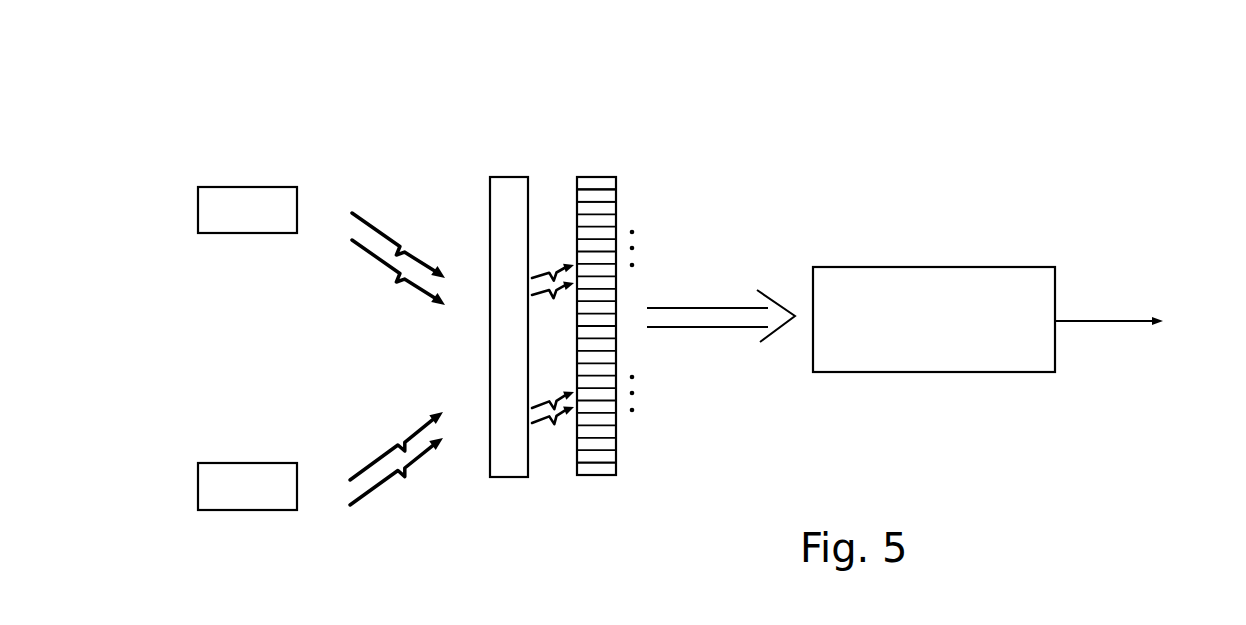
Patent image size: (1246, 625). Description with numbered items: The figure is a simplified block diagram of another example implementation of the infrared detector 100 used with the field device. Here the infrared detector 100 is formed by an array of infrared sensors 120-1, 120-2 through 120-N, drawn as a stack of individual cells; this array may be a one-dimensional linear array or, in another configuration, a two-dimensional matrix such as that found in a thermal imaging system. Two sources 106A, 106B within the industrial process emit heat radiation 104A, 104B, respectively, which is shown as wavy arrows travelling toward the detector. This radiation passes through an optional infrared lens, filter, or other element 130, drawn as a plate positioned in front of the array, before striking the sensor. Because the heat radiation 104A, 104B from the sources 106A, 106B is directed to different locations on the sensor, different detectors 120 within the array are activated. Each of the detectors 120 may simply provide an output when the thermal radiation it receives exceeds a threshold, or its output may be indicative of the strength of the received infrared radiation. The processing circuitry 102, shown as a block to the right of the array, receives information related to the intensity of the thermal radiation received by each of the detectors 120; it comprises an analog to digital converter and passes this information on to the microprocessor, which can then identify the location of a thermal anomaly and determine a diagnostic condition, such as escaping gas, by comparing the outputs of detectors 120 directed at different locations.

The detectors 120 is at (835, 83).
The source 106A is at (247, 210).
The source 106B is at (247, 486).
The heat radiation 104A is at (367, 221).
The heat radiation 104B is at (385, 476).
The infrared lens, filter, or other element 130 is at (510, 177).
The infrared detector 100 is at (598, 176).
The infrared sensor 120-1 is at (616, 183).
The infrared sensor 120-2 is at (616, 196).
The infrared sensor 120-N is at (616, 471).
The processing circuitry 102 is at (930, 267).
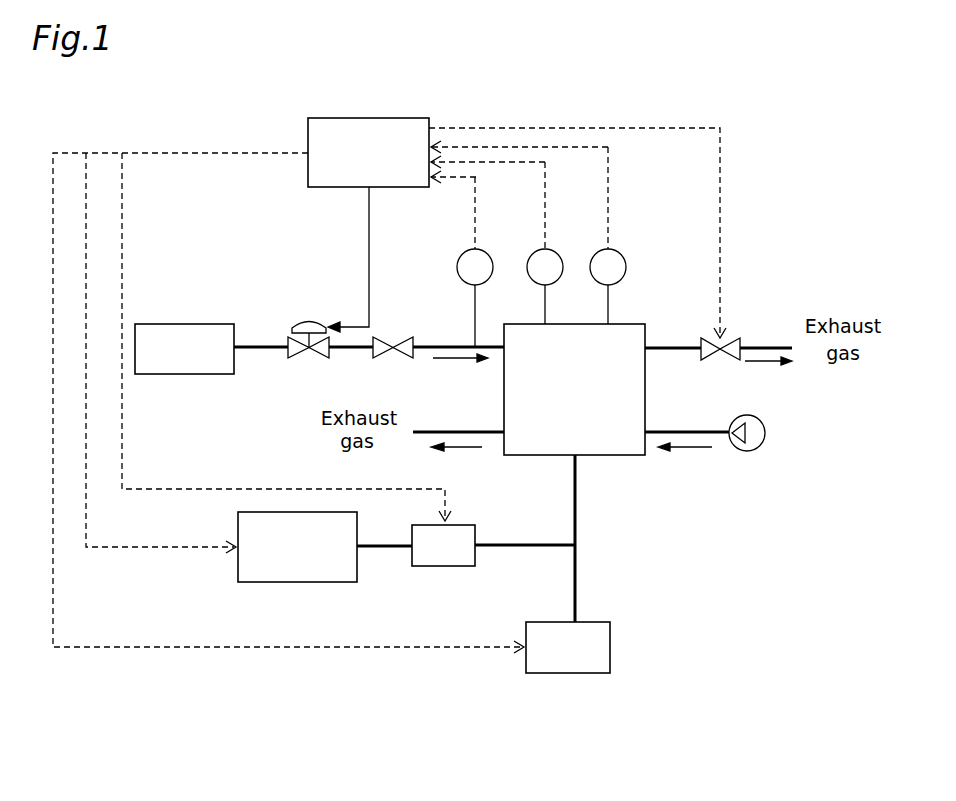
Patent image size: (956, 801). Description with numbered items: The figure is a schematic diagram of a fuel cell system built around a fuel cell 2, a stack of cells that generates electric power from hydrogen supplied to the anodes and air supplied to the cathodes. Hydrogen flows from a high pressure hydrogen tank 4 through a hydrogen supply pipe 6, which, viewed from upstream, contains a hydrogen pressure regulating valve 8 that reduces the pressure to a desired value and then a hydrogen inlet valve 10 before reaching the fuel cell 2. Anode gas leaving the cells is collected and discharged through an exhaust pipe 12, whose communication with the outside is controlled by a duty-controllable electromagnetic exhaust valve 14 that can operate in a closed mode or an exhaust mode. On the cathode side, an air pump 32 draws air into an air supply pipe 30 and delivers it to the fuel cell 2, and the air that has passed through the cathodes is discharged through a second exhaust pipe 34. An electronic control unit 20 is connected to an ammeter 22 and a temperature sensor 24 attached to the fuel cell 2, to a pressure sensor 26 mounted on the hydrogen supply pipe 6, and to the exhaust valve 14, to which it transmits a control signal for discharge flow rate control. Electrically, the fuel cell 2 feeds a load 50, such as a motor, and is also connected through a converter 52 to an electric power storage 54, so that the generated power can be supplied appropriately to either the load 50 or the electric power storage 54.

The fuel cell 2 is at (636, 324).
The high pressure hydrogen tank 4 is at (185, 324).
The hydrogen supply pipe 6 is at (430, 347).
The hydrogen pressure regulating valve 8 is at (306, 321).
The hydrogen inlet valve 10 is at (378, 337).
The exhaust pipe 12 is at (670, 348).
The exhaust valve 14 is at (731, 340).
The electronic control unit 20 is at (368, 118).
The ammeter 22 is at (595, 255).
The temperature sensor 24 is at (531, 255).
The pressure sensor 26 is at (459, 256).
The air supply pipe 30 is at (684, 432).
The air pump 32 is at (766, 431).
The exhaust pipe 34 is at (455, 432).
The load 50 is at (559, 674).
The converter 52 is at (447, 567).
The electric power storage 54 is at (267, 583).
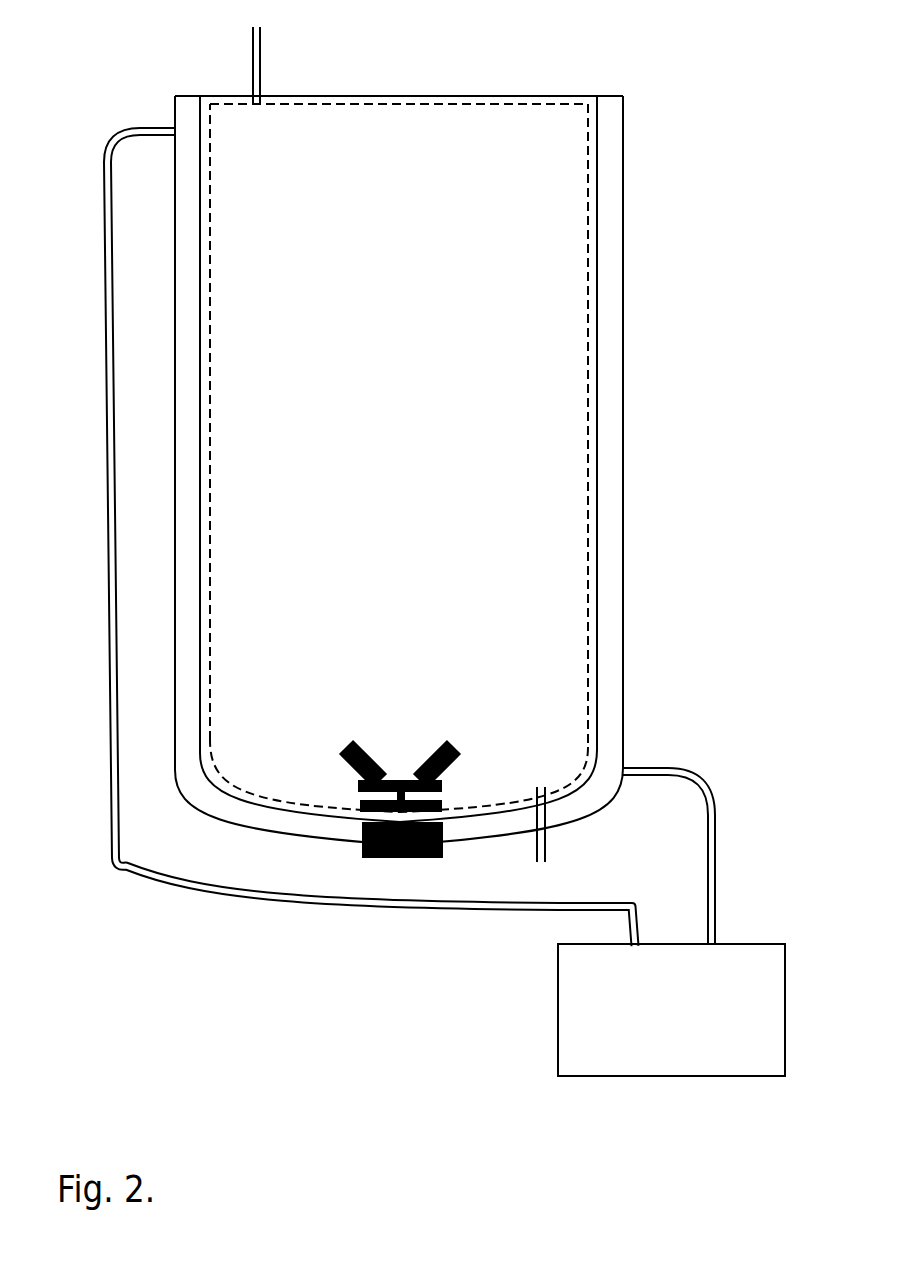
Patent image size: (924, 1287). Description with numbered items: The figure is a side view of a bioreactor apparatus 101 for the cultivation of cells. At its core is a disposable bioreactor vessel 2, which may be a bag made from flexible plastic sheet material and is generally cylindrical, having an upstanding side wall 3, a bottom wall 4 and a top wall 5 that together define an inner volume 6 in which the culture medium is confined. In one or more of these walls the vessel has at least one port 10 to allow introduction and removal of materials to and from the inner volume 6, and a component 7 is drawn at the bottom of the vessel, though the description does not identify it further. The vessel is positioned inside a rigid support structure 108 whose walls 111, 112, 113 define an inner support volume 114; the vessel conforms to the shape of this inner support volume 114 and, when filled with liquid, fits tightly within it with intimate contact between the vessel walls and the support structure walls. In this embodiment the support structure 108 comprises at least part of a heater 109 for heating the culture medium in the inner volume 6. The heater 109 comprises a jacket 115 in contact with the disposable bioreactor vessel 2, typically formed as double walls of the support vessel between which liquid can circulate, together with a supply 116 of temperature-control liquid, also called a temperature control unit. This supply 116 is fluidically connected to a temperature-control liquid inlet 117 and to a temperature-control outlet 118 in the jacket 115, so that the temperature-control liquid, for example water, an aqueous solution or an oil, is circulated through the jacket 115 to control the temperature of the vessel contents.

WORK TO BE COMPLETED:
Repeat the entries exactly as they are given, leaving out each image.

ANSWER TO THIS PROBLEM:
Patent image size: (1246, 625). Description with numbered items: The figure is a simplified block diagram of another example implementation of the infrared detector 100 used with the field device. Here the infrared detector 100 is formed by an array of infrared sensors 120-1, 120-2 through 120-N, drawn as a stack of individual cells; this array may be a one-dimensional linear array or, in another configuration, a two-dimensional matrix such as that found in a thermal imaging system. Two sources 106A, 106B within the industrial process emit heat radiation 104A, 104B, respectively, which is shown as wavy arrows travelling toward the detector. This radiation passes through an optional infrared lens, filter, or other element 130, drawn as a plate positioned in front of the array, before striking the sensor. Because the heat radiation 104A, 104B from the sources 106A, 106B is directed to different locations on the sensor, different detectors 120 within the array are activated. Each of the detectors 120 may simply provide an output when the thermal radiation it receives exceeds a threshold, or its output may be indicative of the strength of the received infrared radiation. The processing circuitry 102, shown as a block to the right of the array, receives information related to the intensity of the thermal radiation received by each of the detectors 120; it comprises an analog to digital converter and passes this information on to the microprocessor, which can then identify the location of a thermal anomaly and determine a diagnostic condition, such as escaping gas, by comparing the outputs of detectors 120 directed at different locations.

The detectors 120 is at (835, 83).
The source 106A is at (247, 210).
The source 106B is at (247, 486).
The heat radiation 104A is at (367, 221).
The heat radiation 104B is at (385, 476).
The infrared lens, filter, or other element 130 is at (510, 177).
The infrared detector 100 is at (598, 176).
The infrared sensor 120-1 is at (616, 183).
The infrared sensor 120-2 is at (616, 196).
The infrared sensor 120-N is at (616, 471).
The processing circuitry 102 is at (930, 267).
Patent image size: (956, 801). Description with numbered items: The figure is a schematic diagram of a fuel cell system built around a fuel cell 2, a stack of cells that generates electric power from hydrogen supplied to the anodes and air supplied to the cathodes. Hydrogen flows from a high pressure hydrogen tank 4 through a hydrogen supply pipe 6, which, viewed from upstream, contains a hydrogen pressure regulating valve 8 that reduces the pressure to a desired value and then a hydrogen inlet valve 10 before reaching the fuel cell 2. Anode gas leaving the cells is collected and discharged through an exhaust pipe 12, whose communication with the outside is controlled by a duty-controllable electromagnetic exhaust valve 14 that can operate in a closed mode or an exhaust mode. On the cathode side, an air pump 32 draws air into an air supply pipe 30 and delivers it to the fuel cell 2, and the air that has passed through the cathodes is discharged through a second exhaust pipe 34. An electronic control unit 20 is connected to an ammeter 22 and a temperature sensor 24 attached to the fuel cell 2, to a pressure sensor 26 mounted on the hydrogen supply pipe 6, and to the exhaust valve 14, to which it transmits a control signal for discharge flow rate control. Electrically, the fuel cell 2 feeds a load 50, such as a motor, and is also connected through a converter 52 to an electric power storage 54, so that the generated power can be supplied appropriately to either the load 50 or the electric power storage 54.

The fuel cell 2 is at (636, 324).
The high pressure hydrogen tank 4 is at (185, 324).
The hydrogen supply pipe 6 is at (430, 347).
The hydrogen pressure regulating valve 8 is at (306, 321).
The hydrogen inlet valve 10 is at (378, 337).
The exhaust pipe 12 is at (670, 348).
The exhaust valve 14 is at (731, 340).
The electronic control unit 20 is at (368, 118).
The ammeter 22 is at (595, 255).
The temperature sensor 24 is at (531, 255).
The pressure sensor 26 is at (459, 256).
The air supply pipe 30 is at (684, 432).
The air pump 32 is at (766, 431).
The exhaust pipe 34 is at (455, 432).
The load 50 is at (559, 674).
The converter 52 is at (447, 567).
The electric power storage 54 is at (267, 583).
Patent image size: (924, 1287). Description with numbered items: The figure is a side view of a bioreactor apparatus 101 for the cultivation of cells. At its core is a disposable bioreactor vessel 2, which may be a bag made from flexible plastic sheet material and is generally cylindrical, having an upstanding side wall 3, a bottom wall 4 and a top wall 5 that together define an inner volume 6 in which the culture medium is confined. In one or more of these walls the vessel has at least one port 10 to allow introduction and removal of materials to and from the inner volume 6, and a component 7 is drawn at the bottom of the vessel, though the description does not identify it further. The vessel is positioned inside a rigid support structure 108 whose walls 111, 112, 113 define an inner support volume 114; the vessel conforms to the shape of this inner support volume 114 and, when filled with liquid, fits tightly within it with intimate contact between the vessel walls and the support structure walls. In this embodiment the support structure 108 comprises at least part of a heater 109 for heating the culture medium in the inner volume 6. The heater 109 comprises a jacket 115 in contact with the disposable bioreactor vessel 2, typically formed as double walls of the support vessel between which liquid can circulate, together with a supply 116 of temperature-control liquid, also called a temperature control unit. This supply 116 is fluidically connected to a temperature-control liquid inlet 117 and to a temperature-control outlet 118 in the jacket 115, so that the temperature-control liquid, for example water, an aqueous solution or an oil, is circulated through the jacket 115 to control the temperature of the vessel contents.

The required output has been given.